● **What needs to be done**
Verbatim output of all the material below is required.
----- Items
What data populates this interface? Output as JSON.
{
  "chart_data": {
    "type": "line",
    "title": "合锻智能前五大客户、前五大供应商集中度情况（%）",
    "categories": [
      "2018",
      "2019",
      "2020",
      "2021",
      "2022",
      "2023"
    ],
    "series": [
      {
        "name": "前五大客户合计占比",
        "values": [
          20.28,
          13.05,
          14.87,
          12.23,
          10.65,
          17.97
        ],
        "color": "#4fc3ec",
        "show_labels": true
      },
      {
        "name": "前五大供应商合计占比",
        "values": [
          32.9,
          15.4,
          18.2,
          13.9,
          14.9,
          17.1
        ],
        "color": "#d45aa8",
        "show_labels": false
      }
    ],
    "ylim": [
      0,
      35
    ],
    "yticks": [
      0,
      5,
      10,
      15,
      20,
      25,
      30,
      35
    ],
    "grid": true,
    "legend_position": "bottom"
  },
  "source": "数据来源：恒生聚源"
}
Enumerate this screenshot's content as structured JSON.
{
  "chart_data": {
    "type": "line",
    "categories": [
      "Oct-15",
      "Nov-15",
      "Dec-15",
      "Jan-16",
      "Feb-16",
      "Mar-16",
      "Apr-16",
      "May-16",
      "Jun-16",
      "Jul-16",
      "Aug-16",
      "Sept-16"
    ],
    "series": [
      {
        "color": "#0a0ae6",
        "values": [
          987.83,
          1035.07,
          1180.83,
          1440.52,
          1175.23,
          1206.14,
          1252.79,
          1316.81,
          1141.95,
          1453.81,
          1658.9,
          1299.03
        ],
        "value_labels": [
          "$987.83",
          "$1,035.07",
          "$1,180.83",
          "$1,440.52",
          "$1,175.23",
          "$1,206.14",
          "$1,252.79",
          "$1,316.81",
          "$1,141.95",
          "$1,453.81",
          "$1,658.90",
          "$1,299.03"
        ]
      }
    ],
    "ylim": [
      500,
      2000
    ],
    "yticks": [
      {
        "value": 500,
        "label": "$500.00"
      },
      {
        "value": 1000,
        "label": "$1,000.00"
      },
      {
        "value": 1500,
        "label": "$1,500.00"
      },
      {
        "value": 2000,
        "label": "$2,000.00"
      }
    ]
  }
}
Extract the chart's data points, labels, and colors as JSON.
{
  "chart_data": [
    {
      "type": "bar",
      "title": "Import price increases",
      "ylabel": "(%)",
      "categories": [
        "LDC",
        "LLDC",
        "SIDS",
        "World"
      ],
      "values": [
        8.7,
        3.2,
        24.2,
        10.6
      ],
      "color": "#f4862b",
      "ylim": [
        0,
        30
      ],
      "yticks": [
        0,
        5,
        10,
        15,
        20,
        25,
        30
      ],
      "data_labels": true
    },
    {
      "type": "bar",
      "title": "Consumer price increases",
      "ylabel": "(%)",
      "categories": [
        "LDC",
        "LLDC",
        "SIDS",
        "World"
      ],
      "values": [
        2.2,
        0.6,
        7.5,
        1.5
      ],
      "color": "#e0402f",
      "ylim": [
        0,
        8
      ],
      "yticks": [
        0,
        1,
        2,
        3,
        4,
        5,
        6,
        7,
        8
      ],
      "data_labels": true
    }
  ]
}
----------
● **Reply**
What data populates this interface? Output as JSON.
{
  "chart_data": {
    "type": "line",
    "title": "合锻智能前五大客户、前五大供应商集中度情况（%）",
    "categories": [
      "2018",
      "2019",
      "2020",
      "2021",
      "2022",
      "2023"
    ],
    "series": [
      {
        "name": "前五大客户合计占比",
        "values": [
          20.28,
          13.05,
          14.87,
          12.23,
          10.65,
          17.97
        ],
        "color": "#4fc3ec",
        "show_labels": true
      },
      {
        "name": "前五大供应商合计占比",
        "values": [
          32.9,
          15.4,
          18.2,
          13.9,
          14.9,
          17.1
        ],
        "color": "#d45aa8",
        "show_labels": false
      }
    ],
    "ylim": [
      0,
      35
    ],
    "yticks": [
      0,
      5,
      10,
      15,
      20,
      25,
      30,
      35
    ],
    "grid": true,
    "legend_position": "bottom"
  },
  "source": "数据来源：恒生聚源"
}
Enumerate this screenshot's content as structured JSON.
{
  "chart_data": {
    "type": "line",
    "categories": [
      "Oct-15",
      "Nov-15",
      "Dec-15",
      "Jan-16",
      "Feb-16",
      "Mar-16",
      "Apr-16",
      "May-16",
      "Jun-16",
      "Jul-16",
      "Aug-16",
      "Sept-16"
    ],
    "series": [
      {
        "color": "#0a0ae6",
        "values": [
          987.83,
          1035.07,
          1180.83,
          1440.52,
          1175.23,
          1206.14,
          1252.79,
          1316.81,
          1141.95,
          1453.81,
          1658.9,
          1299.03
        ],
        "value_labels": [
          "$987.83",
          "$1,035.07",
          "$1,180.83",
          "$1,440.52",
          "$1,175.23",
          "$1,206.14",
          "$1,252.79",
          "$1,316.81",
          "$1,141.95",
          "$1,453.81",
          "$1,658.90",
          "$1,299.03"
        ]
      }
    ],
    "ylim": [
      500,
      2000
    ],
    "yticks": [
      {
        "value": 500,
        "label": "$500.00"
      },
      {
        "value": 1000,
        "label": "$1,000.00"
      },
      {
        "value": 1500,
        "label": "$1,500.00"
      },
      {
        "value": 2000,
        "label": "$2,000.00"
      }
    ]
  }
}
Extract the chart's data points, labels, and colors as JSON.
{
  "chart_data": [
    {
      "type": "bar",
      "title": "Import price increases",
      "ylabel": "(%)",
      "categories": [
        "LDC",
        "LLDC",
        "SIDS",
        "World"
      ],
      "values": [
        8.7,
        3.2,
        24.2,
        10.6
      ],
      "color": "#f4862b",
      "ylim": [
        0,
        30
      ],
      "yticks": [
        0,
        5,
        10,
        15,
        20,
        25,
        30
      ],
      "data_labels": true
    },
    {
      "type": "bar",
      "title": "Consumer price increases",
      "ylabel": "(%)",
      "categories": [
        "LDC",
        "LLDC",
        "SIDS",
        "World"
      ],
      "values": [
        2.2,
        0.6,
        7.5,
        1.5
      ],
      "color": "#e0402f",
      "ylim": [
        0,
        8
      ],
      "yticks": [
        0,
        1,
        2,
        3,
        4,
        5,
        6,
        7,
        8
      ],
      "data_labels": true
    }
  ]
}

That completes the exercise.